start Source text

I tried to get them to do it, but they asked me who did I think I was. :dontknow:


----------



## levesquejc (Mar 30, 2009)

Not sure that's necessary; I installed balanced power transformers in the wall near the av center... so transmission line be what they may; once they get to my house and near my equipment - WATCH OUT- I'm going to tame you! A less expensive and significant impact can still be made with PS power outlet. I was redesigning the whole rool from scratch- running in-wall speaker wire, under floor cables, and with the horrible ac where I live something had to be done with the incoming line.
Once you tame it; keep it tame to the device. Should be fine from there. All electrical components can handle some degree of variance; question is how much and to what effect. I get so much bad vlotage at certain times of the day, I can hear my coffee machine transformer hum very loudly; that's mechanical vibration caused by the bad electrical signal coming into the house. The coffee machaine doesn't need clean power- but, my audio does.
John


----------



## brucek (Apr 11, 2006)

end Source text
start Data section

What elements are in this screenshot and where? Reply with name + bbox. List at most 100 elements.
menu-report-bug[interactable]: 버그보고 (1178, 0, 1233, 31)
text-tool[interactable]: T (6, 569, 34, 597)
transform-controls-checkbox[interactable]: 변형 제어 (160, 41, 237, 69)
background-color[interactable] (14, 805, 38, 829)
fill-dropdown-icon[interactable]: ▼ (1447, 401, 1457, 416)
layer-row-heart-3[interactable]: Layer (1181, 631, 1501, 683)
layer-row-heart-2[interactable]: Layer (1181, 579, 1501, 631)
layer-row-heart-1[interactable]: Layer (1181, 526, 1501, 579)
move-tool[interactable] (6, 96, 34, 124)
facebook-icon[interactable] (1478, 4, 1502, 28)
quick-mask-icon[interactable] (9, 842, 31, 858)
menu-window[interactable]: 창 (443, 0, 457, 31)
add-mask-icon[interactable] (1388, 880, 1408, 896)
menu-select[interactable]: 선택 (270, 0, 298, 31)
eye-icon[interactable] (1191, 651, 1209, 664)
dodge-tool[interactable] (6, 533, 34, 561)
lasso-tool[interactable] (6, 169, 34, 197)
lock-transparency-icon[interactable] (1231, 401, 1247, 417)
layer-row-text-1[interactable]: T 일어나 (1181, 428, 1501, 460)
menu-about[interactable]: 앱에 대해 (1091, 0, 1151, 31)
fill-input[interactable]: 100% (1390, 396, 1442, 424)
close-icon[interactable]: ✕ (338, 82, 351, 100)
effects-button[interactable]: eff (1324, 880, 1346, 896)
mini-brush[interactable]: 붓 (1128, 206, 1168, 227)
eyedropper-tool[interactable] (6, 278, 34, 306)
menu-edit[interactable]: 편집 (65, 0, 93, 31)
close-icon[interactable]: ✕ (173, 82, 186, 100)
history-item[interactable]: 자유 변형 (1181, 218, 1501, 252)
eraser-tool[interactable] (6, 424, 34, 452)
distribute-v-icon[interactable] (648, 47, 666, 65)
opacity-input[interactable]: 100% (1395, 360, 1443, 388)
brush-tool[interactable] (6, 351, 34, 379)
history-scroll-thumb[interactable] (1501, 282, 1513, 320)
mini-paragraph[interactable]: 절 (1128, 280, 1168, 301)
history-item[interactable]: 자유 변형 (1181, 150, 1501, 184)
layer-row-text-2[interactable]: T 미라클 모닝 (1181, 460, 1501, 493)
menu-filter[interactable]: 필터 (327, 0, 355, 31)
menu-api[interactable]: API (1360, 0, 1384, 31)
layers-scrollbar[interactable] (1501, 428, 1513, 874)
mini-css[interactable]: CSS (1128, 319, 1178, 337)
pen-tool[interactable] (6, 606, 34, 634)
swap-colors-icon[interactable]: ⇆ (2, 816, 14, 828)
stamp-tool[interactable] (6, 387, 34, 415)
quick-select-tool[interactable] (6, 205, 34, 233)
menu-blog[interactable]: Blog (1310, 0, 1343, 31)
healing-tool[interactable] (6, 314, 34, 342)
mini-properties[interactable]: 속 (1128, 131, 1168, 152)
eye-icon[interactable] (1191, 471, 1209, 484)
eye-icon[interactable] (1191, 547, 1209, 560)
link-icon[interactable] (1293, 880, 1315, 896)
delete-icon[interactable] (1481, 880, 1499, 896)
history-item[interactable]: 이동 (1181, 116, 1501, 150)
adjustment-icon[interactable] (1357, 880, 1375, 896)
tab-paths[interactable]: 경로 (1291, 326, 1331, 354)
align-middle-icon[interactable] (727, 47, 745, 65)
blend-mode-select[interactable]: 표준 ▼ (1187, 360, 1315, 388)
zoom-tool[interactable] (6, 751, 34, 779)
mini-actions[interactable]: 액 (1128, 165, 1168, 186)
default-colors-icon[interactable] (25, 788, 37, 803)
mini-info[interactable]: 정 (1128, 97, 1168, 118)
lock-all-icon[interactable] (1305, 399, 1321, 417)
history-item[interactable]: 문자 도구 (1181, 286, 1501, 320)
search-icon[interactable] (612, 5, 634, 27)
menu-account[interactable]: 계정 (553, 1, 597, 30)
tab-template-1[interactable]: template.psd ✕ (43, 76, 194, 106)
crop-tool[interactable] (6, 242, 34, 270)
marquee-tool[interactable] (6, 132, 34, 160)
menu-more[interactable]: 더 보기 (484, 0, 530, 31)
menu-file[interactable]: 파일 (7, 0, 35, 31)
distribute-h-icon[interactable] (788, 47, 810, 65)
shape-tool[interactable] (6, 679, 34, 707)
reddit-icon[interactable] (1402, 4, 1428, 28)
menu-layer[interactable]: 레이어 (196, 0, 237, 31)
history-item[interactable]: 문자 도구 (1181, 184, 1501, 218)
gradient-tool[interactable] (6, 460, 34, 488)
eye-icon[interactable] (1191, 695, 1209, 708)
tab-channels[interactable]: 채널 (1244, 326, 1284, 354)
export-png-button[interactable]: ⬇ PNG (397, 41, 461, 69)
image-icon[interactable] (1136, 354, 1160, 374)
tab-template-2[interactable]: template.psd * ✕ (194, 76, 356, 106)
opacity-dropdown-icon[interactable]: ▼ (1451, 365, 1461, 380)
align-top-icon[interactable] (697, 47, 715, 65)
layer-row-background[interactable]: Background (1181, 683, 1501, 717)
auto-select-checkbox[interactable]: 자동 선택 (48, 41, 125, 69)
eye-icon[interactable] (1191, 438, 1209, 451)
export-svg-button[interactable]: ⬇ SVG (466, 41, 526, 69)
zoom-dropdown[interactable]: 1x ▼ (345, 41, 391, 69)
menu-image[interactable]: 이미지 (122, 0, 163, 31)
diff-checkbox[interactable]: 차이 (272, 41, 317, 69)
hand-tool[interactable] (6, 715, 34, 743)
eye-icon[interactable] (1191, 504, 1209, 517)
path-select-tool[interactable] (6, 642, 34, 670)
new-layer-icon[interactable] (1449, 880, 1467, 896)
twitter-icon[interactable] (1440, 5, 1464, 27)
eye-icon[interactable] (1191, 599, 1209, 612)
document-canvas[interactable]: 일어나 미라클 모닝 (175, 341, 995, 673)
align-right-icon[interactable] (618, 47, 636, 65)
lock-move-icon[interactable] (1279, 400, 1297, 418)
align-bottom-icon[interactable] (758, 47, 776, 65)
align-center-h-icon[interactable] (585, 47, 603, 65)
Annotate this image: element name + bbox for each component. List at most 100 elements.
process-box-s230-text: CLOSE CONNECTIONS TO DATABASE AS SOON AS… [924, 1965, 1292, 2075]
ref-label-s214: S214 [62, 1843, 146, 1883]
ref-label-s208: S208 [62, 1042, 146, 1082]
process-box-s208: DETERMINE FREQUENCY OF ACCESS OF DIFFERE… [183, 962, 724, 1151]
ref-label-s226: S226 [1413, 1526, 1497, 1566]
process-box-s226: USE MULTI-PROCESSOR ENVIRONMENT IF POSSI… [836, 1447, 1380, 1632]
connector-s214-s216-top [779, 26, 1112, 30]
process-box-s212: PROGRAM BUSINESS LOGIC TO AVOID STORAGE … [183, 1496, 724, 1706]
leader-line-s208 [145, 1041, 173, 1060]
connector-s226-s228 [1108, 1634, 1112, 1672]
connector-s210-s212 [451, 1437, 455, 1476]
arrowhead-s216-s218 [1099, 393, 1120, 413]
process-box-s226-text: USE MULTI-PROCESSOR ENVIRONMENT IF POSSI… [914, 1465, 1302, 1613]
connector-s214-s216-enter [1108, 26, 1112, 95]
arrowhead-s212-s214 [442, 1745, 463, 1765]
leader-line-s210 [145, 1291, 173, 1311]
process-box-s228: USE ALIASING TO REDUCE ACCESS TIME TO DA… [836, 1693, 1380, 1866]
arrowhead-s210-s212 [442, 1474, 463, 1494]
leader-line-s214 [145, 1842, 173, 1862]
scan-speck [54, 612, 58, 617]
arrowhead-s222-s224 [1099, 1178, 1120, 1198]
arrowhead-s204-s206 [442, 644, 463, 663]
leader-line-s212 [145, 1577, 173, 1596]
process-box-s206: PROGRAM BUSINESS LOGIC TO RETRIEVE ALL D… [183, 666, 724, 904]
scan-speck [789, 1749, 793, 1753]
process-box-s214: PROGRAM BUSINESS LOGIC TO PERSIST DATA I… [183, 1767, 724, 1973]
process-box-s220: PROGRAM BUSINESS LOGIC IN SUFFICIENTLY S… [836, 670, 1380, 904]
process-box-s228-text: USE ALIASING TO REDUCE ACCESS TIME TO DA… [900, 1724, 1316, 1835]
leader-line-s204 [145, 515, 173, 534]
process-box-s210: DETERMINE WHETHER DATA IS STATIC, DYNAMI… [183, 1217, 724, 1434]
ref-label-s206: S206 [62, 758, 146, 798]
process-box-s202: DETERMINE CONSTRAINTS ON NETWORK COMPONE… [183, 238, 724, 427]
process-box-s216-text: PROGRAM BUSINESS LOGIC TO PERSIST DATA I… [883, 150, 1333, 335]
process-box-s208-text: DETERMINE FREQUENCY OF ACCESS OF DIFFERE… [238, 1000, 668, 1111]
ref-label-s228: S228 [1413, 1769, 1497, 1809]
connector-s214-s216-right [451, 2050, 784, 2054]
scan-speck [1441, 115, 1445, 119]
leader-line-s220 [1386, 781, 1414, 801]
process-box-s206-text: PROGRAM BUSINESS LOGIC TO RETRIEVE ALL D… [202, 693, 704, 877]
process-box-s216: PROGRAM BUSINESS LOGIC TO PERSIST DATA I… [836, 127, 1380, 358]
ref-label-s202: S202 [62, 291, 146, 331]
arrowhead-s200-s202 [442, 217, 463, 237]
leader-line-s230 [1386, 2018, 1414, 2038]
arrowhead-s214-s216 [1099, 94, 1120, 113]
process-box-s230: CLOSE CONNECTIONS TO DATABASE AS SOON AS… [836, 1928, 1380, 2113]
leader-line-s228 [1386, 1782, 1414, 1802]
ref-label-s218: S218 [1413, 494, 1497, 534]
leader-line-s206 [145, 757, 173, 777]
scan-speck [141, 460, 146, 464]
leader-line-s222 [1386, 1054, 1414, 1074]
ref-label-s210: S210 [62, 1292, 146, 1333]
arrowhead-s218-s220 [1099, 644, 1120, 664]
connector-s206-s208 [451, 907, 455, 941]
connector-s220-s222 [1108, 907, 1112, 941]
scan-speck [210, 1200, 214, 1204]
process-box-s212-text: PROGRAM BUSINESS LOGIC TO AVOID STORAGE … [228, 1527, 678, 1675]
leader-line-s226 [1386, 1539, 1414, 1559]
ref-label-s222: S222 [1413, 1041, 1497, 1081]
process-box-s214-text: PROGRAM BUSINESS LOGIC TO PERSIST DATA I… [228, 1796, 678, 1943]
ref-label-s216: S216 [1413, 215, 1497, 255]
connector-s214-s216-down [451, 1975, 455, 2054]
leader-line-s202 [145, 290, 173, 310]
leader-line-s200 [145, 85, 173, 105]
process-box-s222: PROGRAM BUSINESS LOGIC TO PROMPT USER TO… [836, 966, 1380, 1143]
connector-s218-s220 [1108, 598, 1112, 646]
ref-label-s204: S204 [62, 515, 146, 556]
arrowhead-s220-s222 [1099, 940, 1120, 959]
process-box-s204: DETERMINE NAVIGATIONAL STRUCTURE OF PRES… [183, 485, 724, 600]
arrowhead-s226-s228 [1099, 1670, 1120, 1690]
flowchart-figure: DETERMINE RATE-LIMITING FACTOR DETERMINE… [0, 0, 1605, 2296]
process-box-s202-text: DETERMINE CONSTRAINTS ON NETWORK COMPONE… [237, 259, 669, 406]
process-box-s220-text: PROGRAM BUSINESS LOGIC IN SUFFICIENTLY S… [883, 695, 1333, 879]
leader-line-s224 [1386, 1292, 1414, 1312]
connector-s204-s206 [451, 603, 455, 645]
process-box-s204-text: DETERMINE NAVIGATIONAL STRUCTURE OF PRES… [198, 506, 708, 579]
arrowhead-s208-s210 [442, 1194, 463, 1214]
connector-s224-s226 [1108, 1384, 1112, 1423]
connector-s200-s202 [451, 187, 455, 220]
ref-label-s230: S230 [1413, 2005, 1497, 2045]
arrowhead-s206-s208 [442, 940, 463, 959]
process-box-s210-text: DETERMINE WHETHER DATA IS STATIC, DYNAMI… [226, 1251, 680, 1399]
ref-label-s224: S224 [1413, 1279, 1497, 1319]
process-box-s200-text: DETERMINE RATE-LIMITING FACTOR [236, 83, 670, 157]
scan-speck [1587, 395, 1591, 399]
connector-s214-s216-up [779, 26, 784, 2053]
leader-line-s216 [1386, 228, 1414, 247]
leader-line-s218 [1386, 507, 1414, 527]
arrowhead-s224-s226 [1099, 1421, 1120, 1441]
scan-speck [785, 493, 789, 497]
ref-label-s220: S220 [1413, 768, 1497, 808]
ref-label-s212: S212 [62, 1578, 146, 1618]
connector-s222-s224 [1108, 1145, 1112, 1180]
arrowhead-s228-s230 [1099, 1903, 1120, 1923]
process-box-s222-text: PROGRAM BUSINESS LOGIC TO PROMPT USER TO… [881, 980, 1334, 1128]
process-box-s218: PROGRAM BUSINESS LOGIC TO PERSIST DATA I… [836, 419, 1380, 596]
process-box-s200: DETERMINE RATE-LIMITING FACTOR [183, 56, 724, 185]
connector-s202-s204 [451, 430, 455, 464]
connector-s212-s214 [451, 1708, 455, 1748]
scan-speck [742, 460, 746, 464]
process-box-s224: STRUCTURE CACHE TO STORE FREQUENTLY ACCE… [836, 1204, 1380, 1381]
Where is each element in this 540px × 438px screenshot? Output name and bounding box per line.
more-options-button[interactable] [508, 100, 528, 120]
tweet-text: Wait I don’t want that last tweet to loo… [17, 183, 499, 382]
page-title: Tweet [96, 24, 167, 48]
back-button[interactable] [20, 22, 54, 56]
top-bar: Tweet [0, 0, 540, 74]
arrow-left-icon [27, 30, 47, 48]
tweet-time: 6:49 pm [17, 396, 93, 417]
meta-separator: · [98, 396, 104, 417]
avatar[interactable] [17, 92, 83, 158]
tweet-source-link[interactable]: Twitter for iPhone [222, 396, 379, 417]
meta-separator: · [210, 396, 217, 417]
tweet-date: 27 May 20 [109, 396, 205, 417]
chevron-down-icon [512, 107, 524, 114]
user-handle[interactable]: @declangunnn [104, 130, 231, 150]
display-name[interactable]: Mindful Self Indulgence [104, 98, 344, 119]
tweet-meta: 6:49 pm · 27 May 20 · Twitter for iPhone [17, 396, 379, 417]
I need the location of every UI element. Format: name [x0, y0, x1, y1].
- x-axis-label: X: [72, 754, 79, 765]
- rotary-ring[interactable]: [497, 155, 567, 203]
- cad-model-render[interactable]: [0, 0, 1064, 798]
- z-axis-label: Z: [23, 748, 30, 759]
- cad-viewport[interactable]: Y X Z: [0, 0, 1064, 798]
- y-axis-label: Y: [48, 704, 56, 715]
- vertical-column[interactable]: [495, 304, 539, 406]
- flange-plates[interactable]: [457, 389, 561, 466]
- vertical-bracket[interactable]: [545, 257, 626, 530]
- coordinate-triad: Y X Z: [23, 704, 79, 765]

end Data section

## [Written exercise]
Reproduce the forum thread about taming incoming household power, word for word, from beginning to end.

## [Task solution]
I tried to get them to do it, but they asked me who did I think I was. :dontknow:


----------



## levesquejc (Mar 30, 2009)

Not sure that's necessary; I installed balanced power transformers in the wall near the av center... so transmission line be what they may; once they get to my house and near my equipment - WATCH OUT- I'm going to tame you! A less expensive and significant impact can still be made with PS power outlet. I was redesigning the whole rool from scratch- running in-wall speaker wire, under floor cables, and with the horrible ac where I live something had to be done with the incoming line.
Once you tame it; keep it tame to the device. Should be fine from there. All electrical components can handle some degree of variance; question is how much and to what effect. I get so much bad vlotage at certain times of the day, I can hear my coffee machine transformer hum very loudly; that's mechanical vibration caused by the bad electrical signal coming into the house. The coffee machaine doesn't need clean power- but, my audio does.
John


----------



## brucek (Apr 11, 2006)